Source records:
>> Begin
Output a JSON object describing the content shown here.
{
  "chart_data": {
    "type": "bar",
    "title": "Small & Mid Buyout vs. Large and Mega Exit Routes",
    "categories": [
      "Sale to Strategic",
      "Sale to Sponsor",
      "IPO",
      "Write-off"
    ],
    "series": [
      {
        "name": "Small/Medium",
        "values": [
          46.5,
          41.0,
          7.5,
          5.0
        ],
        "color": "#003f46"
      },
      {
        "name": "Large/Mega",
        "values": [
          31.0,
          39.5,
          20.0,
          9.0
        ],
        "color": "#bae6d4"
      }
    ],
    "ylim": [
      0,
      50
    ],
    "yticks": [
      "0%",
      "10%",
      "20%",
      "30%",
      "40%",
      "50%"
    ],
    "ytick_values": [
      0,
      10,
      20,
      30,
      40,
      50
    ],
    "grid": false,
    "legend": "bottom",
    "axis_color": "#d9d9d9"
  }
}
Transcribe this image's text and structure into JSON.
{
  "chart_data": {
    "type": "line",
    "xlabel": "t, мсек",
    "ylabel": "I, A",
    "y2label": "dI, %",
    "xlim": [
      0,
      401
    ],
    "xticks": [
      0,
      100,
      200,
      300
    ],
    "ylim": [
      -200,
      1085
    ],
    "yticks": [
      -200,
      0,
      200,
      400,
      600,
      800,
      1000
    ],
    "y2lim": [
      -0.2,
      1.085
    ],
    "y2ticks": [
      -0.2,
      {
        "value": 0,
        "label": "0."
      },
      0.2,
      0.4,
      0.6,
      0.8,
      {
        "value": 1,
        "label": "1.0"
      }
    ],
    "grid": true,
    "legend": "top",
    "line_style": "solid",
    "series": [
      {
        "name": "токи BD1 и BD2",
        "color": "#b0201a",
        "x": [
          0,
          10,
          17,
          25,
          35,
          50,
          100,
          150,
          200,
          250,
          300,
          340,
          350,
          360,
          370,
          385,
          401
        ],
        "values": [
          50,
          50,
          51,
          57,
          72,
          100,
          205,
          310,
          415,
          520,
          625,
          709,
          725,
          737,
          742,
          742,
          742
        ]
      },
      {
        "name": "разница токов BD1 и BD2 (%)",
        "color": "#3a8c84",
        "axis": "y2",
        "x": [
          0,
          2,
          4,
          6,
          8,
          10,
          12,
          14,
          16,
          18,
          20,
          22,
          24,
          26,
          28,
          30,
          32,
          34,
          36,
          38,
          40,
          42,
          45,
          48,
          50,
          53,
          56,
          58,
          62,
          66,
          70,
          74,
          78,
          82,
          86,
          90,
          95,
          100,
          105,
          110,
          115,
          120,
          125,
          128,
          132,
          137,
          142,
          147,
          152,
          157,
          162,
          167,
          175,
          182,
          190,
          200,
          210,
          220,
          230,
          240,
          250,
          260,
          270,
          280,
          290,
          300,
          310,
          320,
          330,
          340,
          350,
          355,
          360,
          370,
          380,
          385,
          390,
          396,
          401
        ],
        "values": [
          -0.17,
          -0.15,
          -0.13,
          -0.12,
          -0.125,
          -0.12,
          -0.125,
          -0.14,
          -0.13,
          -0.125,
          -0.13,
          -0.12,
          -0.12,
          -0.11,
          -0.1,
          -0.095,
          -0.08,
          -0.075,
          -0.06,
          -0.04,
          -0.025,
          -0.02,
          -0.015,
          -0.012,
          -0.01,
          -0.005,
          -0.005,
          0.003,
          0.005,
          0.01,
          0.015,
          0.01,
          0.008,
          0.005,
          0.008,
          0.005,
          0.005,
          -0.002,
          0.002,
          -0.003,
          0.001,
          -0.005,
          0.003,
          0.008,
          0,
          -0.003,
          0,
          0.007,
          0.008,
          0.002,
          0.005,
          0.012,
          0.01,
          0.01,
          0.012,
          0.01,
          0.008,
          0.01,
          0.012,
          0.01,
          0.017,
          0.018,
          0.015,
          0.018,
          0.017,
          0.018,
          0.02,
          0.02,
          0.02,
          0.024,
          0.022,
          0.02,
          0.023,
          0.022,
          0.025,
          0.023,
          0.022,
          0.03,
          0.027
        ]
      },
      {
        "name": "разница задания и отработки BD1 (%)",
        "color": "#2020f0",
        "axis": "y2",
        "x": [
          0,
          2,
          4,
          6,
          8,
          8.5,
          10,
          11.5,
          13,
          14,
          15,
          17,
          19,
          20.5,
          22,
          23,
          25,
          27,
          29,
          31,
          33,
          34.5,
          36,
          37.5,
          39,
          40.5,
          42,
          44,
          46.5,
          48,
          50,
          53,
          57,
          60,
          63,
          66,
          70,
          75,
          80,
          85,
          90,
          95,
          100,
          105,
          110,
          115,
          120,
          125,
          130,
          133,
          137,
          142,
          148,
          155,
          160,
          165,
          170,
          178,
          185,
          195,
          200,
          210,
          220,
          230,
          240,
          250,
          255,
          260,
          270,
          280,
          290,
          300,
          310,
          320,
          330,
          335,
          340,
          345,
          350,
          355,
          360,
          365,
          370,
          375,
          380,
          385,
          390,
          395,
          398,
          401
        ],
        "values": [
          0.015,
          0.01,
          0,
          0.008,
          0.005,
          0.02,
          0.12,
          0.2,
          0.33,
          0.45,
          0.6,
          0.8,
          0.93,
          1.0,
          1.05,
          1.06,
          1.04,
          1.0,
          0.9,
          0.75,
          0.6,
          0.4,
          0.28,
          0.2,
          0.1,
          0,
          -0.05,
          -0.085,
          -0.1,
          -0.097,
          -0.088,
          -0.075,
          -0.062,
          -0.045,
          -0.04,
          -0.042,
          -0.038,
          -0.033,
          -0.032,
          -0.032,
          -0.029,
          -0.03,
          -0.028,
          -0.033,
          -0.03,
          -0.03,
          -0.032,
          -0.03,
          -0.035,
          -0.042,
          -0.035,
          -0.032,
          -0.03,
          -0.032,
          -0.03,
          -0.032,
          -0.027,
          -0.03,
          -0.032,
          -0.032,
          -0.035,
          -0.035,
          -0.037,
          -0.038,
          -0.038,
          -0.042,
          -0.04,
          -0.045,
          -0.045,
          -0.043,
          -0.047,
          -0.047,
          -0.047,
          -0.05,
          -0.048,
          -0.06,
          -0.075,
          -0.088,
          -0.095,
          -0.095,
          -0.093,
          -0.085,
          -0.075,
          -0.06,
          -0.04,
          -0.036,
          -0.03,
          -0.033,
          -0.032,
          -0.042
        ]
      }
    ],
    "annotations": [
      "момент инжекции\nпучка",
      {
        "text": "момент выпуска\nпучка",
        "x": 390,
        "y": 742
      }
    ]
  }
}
>> End
What you will do: Collect each line holding the string "разница".

Exercise solution:
        "name": "разница токов BD1 и BD2 (%)",
        "name": "разница задания и отработки BD1 (%)",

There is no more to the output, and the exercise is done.